▸ **Extrait de page**:
◇ ◇ ◇ ◇
Alfred Bonnefoy-Debaïs

Etudier, préserver et faire connaître le Patrimoine Historique, Naturel et Culturel de Séderon et de sa Région

L’agenda de l’année 1923 – Bernard Marcel (9)
Neuvième partie – du 10 juillet au 5 août
Article mis en ligne le 2 janvier 2018
dernière modification le 13 octobre 2021

par BERNARD Marcel

Durant l’été, le meunier est surtout un jardinier et un paysan. D’ailleurs, en cette saison, combien faut-il d’heures, voire de jours, pour que l’écluse se remplisse ? Et si l’eau est rare, ne faut-il pas la réserver pour l’arrosage des plantations ?

Mardi 10 juillet
Le matin : j’achève de faire moudre les 153 K. de blé de Roux Fernand et je prépare une 15e de rames pour mettre à mes haricots
Le soir : A Séderon pour aller faire poinçonner le marc d’un kilog de ma bascule, prendre 4k500 de pain chez Espieu et y en payer 4 autres kilos, régler un compte avec Casimir Beauchamp – moi j’y devais 19fs 45 et lui me devait 10frs
Joseph le nouveau boucher me paye la mouture d’une balle de maïs 5fs
En arrivant, je bine 3 raies d’haricots soissons nains près du chemin du Paraire
Recettes : 15 fs
Dépenses : 20 fs 15

Mercredi 11 juillet
Le matin : Arrosage de 7 ou 8 rangées de pommes de terre qui vont de la terre de Beauchamp au petit carré de blé
Le soir : Je prépare toutes mes rames d’haricots et j’en pose aux haricots St Fiacre blancs qui sont près de l’écluse en dessus de l’enclos des volailles

Jeudi 12 juillet
Le matin : Je bine et j’arrose quelques pommes de terre Beauvais près de l’écluse
Le soir : Je ramasse un kilog de fleurs à mon tilleul contre la porte de la crotte et je repasse les pommes de terre que j’ai arrosées hier matin

Vendredi 13 juillet
Le matin : j’arrose 3 raies de pommes de terre institut de Beauvais puis avec la pioche je coupe cent-vingt rames d’haricots le long du torrent de Villefranche contre la terre en pointe de Raspail
Le soir : Morin Casimir me fauche mes deux morceaux de trèfle
Je prépare et j’épluche une soixantaine de rames que j’ai coupées ce matin et achève de ramasser mon tilleul 600 grammes qui restait

Samedi 14 juillet
Le matin : j’arrose sous mes haricots près de l’écluse en face du séchoir et j’épluche encore une vingtaine de rames d’haricots
Le soir : je sorts trois grosses brouéttées de fumier de devans la porcherie que je met dans la crotte en y charriant 5 gros sceaux de boue que je prend dans le canal de sortie
Puis je coupe 2 gros fagots de vieux roseaux pour appailler mes cochons
Ensuite je taille mes arbustes greffés l’année dernière
[Rien de plus pour un jour de fête nationale– les haricots réclament beaucoup de travail et les cochons n’attendent pas ! – nous ne saurons jamais s’il y a eu des célébrations spéciales au village]

Dimanche 15 juillet
Le matin : A Séderon pour m’aller faire raser (40 cent.), porter trois douzaines et demie d’œufs aux gendarmes dont deux douzaines au chef qu’ils me payent 4fs la douzaine
Je verse 18fs pour les retraites ouvrières et je paye mes 2 chemises que j’avais prises à Richaud à 16fs la pièce
Puis je prend pour 3fs 20 cent de pain chez L. Moullet et j’achète un kilog de poires et un paquet de céleri pour planter 1f. ainsi qu’une livre de tomates (1f.10) chez Cassan
Puis je paye 8fs à C. Jarjayes de divers articles
Je fais mettre une mèche à ma lanterne 25 cent et je prend un k. d’abricots
Le soir : je rentre 70 k. de fourrage de trèfle
Recettes : 14 fs
Dépenses : 68 fs 80

[Le dimanche n’est pas plus festif – c’est le seul jour où le Lilet va à Séderon, pour y régler ses d’affaires en cours – il ne prend même pas le temps de boire un verre : l’été, le travail presse.
◇ ◇ ◇ ◇
▸ **Items extraits**:

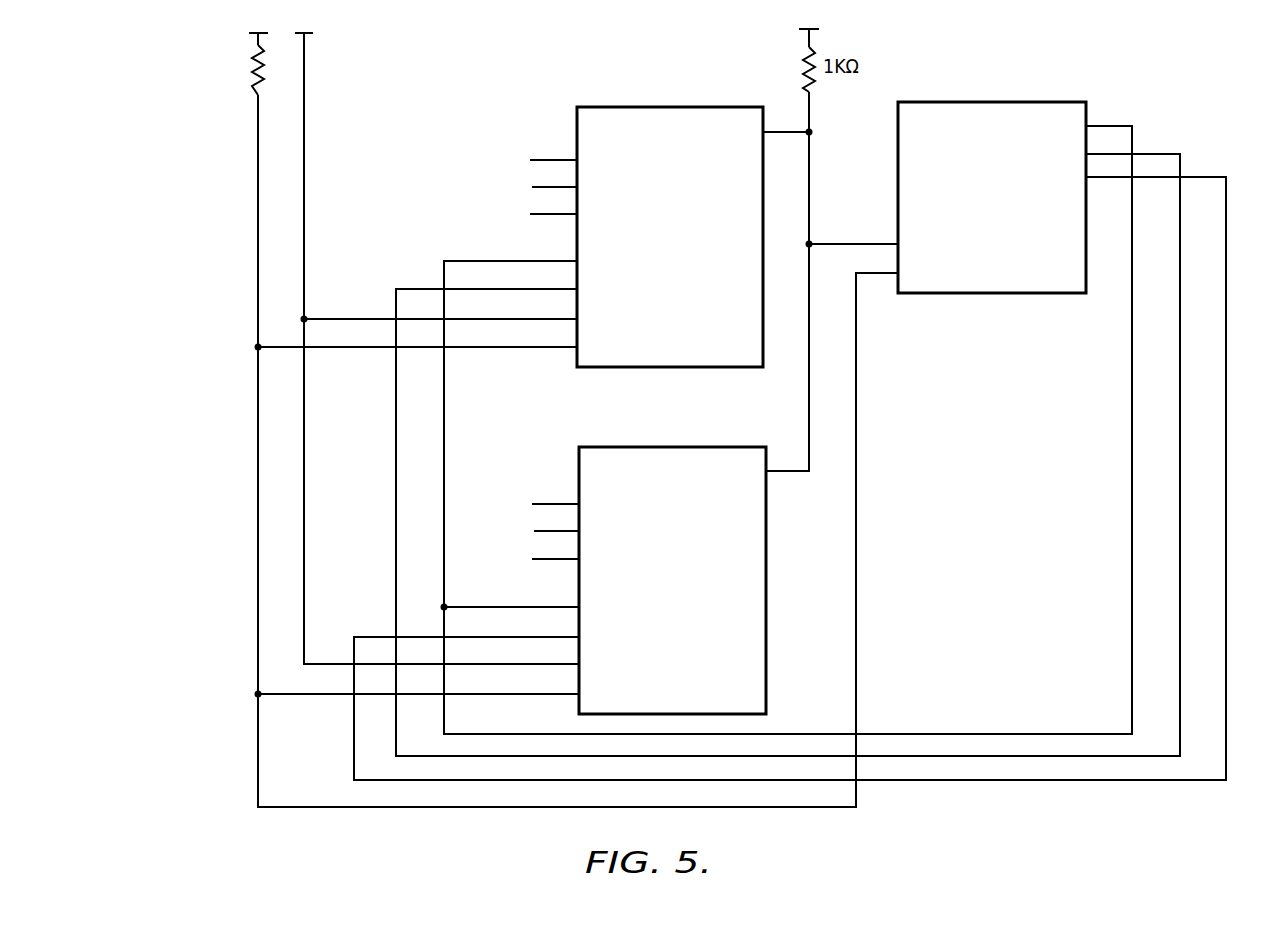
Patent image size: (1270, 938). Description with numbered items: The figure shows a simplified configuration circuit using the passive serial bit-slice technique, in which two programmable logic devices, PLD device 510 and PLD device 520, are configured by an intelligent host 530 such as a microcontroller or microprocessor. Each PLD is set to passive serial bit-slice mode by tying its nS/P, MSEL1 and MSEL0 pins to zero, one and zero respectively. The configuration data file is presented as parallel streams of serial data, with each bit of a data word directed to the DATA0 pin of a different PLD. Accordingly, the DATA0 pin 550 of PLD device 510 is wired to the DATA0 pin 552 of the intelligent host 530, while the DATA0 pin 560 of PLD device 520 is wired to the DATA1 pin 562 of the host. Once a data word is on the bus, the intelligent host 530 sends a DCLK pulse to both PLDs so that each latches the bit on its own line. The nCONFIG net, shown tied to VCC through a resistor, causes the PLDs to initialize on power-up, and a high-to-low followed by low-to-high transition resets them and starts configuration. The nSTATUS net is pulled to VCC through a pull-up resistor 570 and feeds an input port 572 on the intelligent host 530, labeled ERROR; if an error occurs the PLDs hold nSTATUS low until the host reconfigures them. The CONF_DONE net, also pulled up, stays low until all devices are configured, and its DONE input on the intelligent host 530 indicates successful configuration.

The PLD device 510 is at (728, 107).
The PLD device 520 is at (733, 447).
The intelligent host 530 is at (1063, 102).
The DATA0 pin 550 is at (575, 288).
The DATA0 pin 560 is at (578, 637).
The DATA0 pin 552 is at (1088, 152).
The DATA1 pin 562 is at (1088, 180).
The pull-up resistor 570 is at (254, 88).
The input port 572 is at (898, 278).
◇ ◇ ◇ ◇
▸ **Consigne**:
Poursuivez l'extrait de l'agenda de l'année 1923 après sa dernière phrase. Les items ne sont pas nécessaires pour cet exercice.

▸ **Réponse proposée**:
Mais il verse 18 francs pour sa cotisation de retraite. Ça mérite deux mots d’explication :
C’est la loi du 5 avril 1910 qui avait organisé en France les premières retraites ouvrières et paysannes obligatoire pour les salariés. Le système s’était inspiré de l’exemple allemand instauré par Bismarck. Mais alors qu’en Allemagne l’Etat ne jouait qu’un rôle mineur, en France les cotisations salariales et patronales étaient complétées par des contributions étatiques.
La loi de 1910 fut l’une des premières mesures de l’Etat providence en France.

Pourtant le Lilet n’était pas un salarié. Pour comprendre son cas, il faut se reporter à l’article 36 de la loi qui autorisait « les fermiers, cultivateurs, artisans et petits patrons » à cotiser de manière facultative.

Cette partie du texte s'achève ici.